• **Do this**: Could you retype all of the rows below, line for line, without changing a single character?

[BEGIN Data listing]

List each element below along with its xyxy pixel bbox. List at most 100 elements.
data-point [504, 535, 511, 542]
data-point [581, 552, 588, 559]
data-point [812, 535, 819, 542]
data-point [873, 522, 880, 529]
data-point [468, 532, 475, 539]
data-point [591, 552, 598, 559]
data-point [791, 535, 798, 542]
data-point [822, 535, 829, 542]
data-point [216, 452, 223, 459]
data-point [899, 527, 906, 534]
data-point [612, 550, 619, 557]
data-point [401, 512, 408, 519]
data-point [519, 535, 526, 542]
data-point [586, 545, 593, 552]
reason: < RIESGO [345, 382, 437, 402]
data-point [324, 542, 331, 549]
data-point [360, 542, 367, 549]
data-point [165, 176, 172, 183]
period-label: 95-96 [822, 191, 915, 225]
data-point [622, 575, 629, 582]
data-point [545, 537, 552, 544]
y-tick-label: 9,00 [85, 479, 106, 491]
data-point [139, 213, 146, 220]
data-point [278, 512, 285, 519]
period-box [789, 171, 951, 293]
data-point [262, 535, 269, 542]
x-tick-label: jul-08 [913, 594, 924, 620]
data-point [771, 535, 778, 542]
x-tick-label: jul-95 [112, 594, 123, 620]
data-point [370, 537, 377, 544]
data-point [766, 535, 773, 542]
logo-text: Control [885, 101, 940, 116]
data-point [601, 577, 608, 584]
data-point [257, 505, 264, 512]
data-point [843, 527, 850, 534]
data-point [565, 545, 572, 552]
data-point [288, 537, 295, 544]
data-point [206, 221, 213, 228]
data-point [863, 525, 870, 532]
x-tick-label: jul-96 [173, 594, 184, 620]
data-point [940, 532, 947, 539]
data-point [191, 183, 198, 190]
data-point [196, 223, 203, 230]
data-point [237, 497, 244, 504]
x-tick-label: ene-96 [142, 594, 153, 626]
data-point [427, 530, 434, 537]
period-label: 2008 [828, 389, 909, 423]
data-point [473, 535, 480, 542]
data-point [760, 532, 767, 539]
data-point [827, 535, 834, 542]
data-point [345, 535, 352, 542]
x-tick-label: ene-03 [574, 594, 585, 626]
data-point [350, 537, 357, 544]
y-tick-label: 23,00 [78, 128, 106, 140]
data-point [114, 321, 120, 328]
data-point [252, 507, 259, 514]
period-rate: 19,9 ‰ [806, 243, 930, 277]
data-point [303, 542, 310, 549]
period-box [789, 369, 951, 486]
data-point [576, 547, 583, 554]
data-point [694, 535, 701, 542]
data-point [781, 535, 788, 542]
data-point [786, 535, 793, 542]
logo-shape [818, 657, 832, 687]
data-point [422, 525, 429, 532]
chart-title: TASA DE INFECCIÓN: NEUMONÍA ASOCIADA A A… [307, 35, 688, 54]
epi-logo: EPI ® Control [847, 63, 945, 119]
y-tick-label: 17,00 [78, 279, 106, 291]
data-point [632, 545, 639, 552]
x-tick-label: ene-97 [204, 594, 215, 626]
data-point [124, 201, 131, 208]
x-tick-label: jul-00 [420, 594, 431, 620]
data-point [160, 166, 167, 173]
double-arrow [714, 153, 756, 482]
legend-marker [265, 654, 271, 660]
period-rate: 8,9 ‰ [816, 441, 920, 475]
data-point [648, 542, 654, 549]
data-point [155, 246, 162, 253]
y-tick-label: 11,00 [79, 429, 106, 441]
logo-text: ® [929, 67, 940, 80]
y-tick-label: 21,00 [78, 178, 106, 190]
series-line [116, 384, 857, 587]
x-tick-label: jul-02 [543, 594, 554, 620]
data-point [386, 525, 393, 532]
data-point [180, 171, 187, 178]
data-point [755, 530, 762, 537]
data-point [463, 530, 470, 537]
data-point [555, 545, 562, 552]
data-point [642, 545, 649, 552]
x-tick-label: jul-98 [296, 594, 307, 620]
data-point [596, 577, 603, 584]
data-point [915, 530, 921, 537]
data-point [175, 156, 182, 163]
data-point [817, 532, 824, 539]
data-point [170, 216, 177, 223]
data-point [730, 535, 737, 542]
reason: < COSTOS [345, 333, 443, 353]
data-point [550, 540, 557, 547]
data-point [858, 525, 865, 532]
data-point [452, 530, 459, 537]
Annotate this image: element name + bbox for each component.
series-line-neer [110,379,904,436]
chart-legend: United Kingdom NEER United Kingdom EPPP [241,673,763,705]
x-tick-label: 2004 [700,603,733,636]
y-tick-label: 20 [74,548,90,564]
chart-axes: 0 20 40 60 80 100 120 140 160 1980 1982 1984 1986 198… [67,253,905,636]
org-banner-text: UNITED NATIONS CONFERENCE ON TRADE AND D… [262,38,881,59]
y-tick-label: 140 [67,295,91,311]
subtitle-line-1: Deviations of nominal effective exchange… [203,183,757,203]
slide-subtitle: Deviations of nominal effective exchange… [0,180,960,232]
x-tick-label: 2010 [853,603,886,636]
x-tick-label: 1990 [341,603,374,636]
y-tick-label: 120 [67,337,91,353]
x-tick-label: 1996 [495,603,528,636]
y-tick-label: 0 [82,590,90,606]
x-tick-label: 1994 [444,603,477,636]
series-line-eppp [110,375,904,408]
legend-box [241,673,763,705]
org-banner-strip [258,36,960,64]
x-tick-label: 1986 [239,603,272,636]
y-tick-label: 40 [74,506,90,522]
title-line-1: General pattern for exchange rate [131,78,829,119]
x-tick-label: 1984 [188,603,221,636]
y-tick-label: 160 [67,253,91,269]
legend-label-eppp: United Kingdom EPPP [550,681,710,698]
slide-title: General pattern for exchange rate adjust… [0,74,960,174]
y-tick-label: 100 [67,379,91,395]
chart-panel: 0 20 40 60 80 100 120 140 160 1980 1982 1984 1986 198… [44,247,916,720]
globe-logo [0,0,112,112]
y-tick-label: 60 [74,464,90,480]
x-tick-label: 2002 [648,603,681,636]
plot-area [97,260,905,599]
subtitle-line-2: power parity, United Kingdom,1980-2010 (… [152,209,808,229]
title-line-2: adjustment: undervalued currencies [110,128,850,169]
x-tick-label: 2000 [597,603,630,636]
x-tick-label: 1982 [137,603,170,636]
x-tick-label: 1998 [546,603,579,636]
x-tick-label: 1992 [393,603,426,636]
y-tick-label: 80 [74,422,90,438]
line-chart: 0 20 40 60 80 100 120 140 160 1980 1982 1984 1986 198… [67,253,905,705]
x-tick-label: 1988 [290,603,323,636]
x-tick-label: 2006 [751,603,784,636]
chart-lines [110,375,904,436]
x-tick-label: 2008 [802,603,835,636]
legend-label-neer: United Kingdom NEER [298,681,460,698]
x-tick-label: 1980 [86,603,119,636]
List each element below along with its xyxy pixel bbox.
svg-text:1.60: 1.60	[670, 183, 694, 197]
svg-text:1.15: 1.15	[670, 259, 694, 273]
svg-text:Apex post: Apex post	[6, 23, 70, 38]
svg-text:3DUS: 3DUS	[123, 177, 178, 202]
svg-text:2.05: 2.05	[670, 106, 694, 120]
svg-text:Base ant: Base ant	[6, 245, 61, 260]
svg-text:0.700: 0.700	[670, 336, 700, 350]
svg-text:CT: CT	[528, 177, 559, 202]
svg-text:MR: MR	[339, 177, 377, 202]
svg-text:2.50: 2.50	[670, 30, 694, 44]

[END Data listing]

• **Result for this task**:
List each element below along with its xyxy pixel bbox. List at most 100 elements.
data-point [504, 535, 511, 542]
data-point [581, 552, 588, 559]
data-point [812, 535, 819, 542]
data-point [873, 522, 880, 529]
data-point [468, 532, 475, 539]
data-point [591, 552, 598, 559]
data-point [791, 535, 798, 542]
data-point [822, 535, 829, 542]
data-point [216, 452, 223, 459]
data-point [899, 527, 906, 534]
data-point [612, 550, 619, 557]
data-point [401, 512, 408, 519]
data-point [519, 535, 526, 542]
data-point [586, 545, 593, 552]
reason: < RIESGO [345, 382, 437, 402]
data-point [324, 542, 331, 549]
data-point [360, 542, 367, 549]
data-point [165, 176, 172, 183]
period-label: 95-96 [822, 191, 915, 225]
data-point [622, 575, 629, 582]
data-point [545, 537, 552, 544]
y-tick-label: 9,00 [85, 479, 106, 491]
data-point [139, 213, 146, 220]
data-point [278, 512, 285, 519]
period-box [789, 171, 951, 293]
data-point [262, 535, 269, 542]
x-tick-label: jul-08 [913, 594, 924, 620]
data-point [771, 535, 778, 542]
x-tick-label: jul-95 [112, 594, 123, 620]
data-point [370, 537, 377, 544]
data-point [766, 535, 773, 542]
logo-text: Control [885, 101, 940, 116]
data-point [601, 577, 608, 584]
data-point [257, 505, 264, 512]
data-point [843, 527, 850, 534]
data-point [565, 545, 572, 552]
data-point [288, 537, 295, 544]
data-point [206, 221, 213, 228]
data-point [863, 525, 870, 532]
x-tick-label: jul-96 [173, 594, 184, 620]
data-point [940, 532, 947, 539]
data-point [191, 183, 198, 190]
data-point [196, 223, 203, 230]
data-point [237, 497, 244, 504]
x-tick-label: ene-96 [142, 594, 153, 626]
data-point [427, 530, 434, 537]
period-label: 2008 [828, 389, 909, 423]
data-point [473, 535, 480, 542]
data-point [760, 532, 767, 539]
data-point [827, 535, 834, 542]
data-point [345, 535, 352, 542]
x-tick-label: ene-03 [574, 594, 585, 626]
data-point [350, 537, 357, 544]
y-tick-label: 23,00 [78, 128, 106, 140]
data-point [114, 321, 120, 328]
data-point [252, 507, 259, 514]
period-rate: 19,9 ‰ [806, 243, 930, 277]
data-point [303, 542, 310, 549]
period-box [789, 369, 951, 486]
data-point [576, 547, 583, 554]
data-point [694, 535, 701, 542]
data-point [781, 535, 788, 542]
data-point [786, 535, 793, 542]
logo-shape [818, 657, 832, 687]
data-point [422, 525, 429, 532]
chart-title: TASA DE INFECCIÓN: NEUMONÍA ASOCIADA A A… [307, 35, 688, 54]
epi-logo: EPI ® Control [847, 63, 945, 119]
y-tick-label: 17,00 [78, 279, 106, 291]
data-point [632, 545, 639, 552]
x-tick-label: ene-97 [204, 594, 215, 626]
data-point [124, 201, 131, 208]
x-tick-label: jul-00 [420, 594, 431, 620]
data-point [160, 166, 167, 173]
double-arrow [714, 153, 756, 482]
legend-marker [265, 654, 271, 660]
period-rate: 8,9 ‰ [816, 441, 920, 475]
data-point [648, 542, 654, 549]
data-point [155, 246, 162, 253]
y-tick-label: 11,00 [79, 429, 106, 441]
logo-text: ® [929, 67, 940, 80]
y-tick-label: 21,00 [78, 178, 106, 190]
series-line [116, 384, 857, 587]
x-tick-label: jul-02 [543, 594, 554, 620]
data-point [386, 525, 393, 532]
data-point [180, 171, 187, 178]
data-point [755, 530, 762, 537]
data-point [463, 530, 470, 537]
data-point [555, 545, 562, 552]
data-point [642, 545, 649, 552]
x-tick-label: jul-98 [296, 594, 307, 620]
data-point [596, 577, 603, 584]
data-point [915, 530, 921, 537]
data-point [175, 156, 182, 163]
data-point [817, 532, 824, 539]
data-point [170, 216, 177, 223]
data-point [730, 535, 737, 542]
reason: < COSTOS [345, 333, 443, 353]
data-point [550, 540, 557, 547]
data-point [858, 525, 865, 532]
data-point [452, 530, 459, 537]
Annotate this image: element name + bbox for each component.
series-line-neer [110,379,904,436]
chart-legend: United Kingdom NEER United Kingdom EPPP [241,673,763,705]
x-tick-label: 2004 [700,603,733,636]
y-tick-label: 20 [74,548,90,564]
chart-axes: 0 20 40 60 80 100 120 140 160 1980 1982 1984 1986 198… [67,253,905,636]
org-banner-text: UNITED NATIONS CONFERENCE ON TRADE AND D… [262,38,881,59]
y-tick-label: 140 [67,295,91,311]
subtitle-line-1: Deviations of nominal effective exchange… [203,183,757,203]
slide-subtitle: Deviations of nominal effective exchange… [0,180,960,232]
x-tick-label: 2010 [853,603,886,636]
x-tick-label: 1990 [341,603,374,636]
y-tick-label: 120 [67,337,91,353]
x-tick-label: 1996 [495,603,528,636]
y-tick-label: 0 [82,590,90,606]
x-tick-label: 1994 [444,603,477,636]
series-line-eppp [110,375,904,408]
legend-box [241,673,763,705]
org-banner-strip [258,36,960,64]
x-tick-label: 1986 [239,603,272,636]
y-tick-label: 40 [74,506,90,522]
title-line-1: General pattern for exchange rate [131,78,829,119]
x-tick-label: 1984 [188,603,221,636]
y-tick-label: 160 [67,253,91,269]
legend-label-eppp: United Kingdom EPPP [550,681,710,698]
slide-title: General pattern for exchange rate adjust… [0,74,960,174]
y-tick-label: 100 [67,379,91,395]
chart-panel: 0 20 40 60 80 100 120 140 160 1980 1982 1984 1986 198… [44,247,916,720]
globe-logo [0,0,112,112]
y-tick-label: 60 [74,464,90,480]
x-tick-label: 2002 [648,603,681,636]
plot-area [97,260,905,599]
subtitle-line-2: power parity, United Kingdom,1980-2010 (… [152,209,808,229]
title-line-2: adjustment: undervalued currencies [110,128,850,169]
x-tick-label: 2000 [597,603,630,636]
x-tick-label: 1982 [137,603,170,636]
x-tick-label: 1998 [546,603,579,636]
x-tick-label: 1992 [393,603,426,636]
y-tick-label: 80 [74,422,90,438]
line-chart: 0 20 40 60 80 100 120 140 160 1980 1982 1984 1986 198… [67,253,905,705]
x-tick-label: 1988 [290,603,323,636]
x-tick-label: 2006 [751,603,784,636]
chart-lines [110,375,904,436]
x-tick-label: 2008 [802,603,835,636]
legend-label-neer: United Kingdom NEER [298,681,460,698]
x-tick-label: 1980 [86,603,119,636]
List each element below along with its xyxy pixel bbox.
svg-text:1.60: 1.60	[670, 183, 694, 197]
svg-text:1.15: 1.15	[670, 259, 694, 273]
svg-text:Apex post: Apex post	[6, 23, 70, 38]
svg-text:3DUS: 3DUS	[123, 177, 178, 202]
svg-text:2.05: 2.05	[670, 106, 694, 120]
svg-text:Base ant: Base ant	[6, 245, 61, 260]
svg-text:0.700: 0.700	[670, 336, 700, 350]
svg-text:CT: CT	[528, 177, 559, 202]
svg-text:MR: MR	[339, 177, 377, 202]
svg-text:2.50: 2.50	[670, 30, 694, 44]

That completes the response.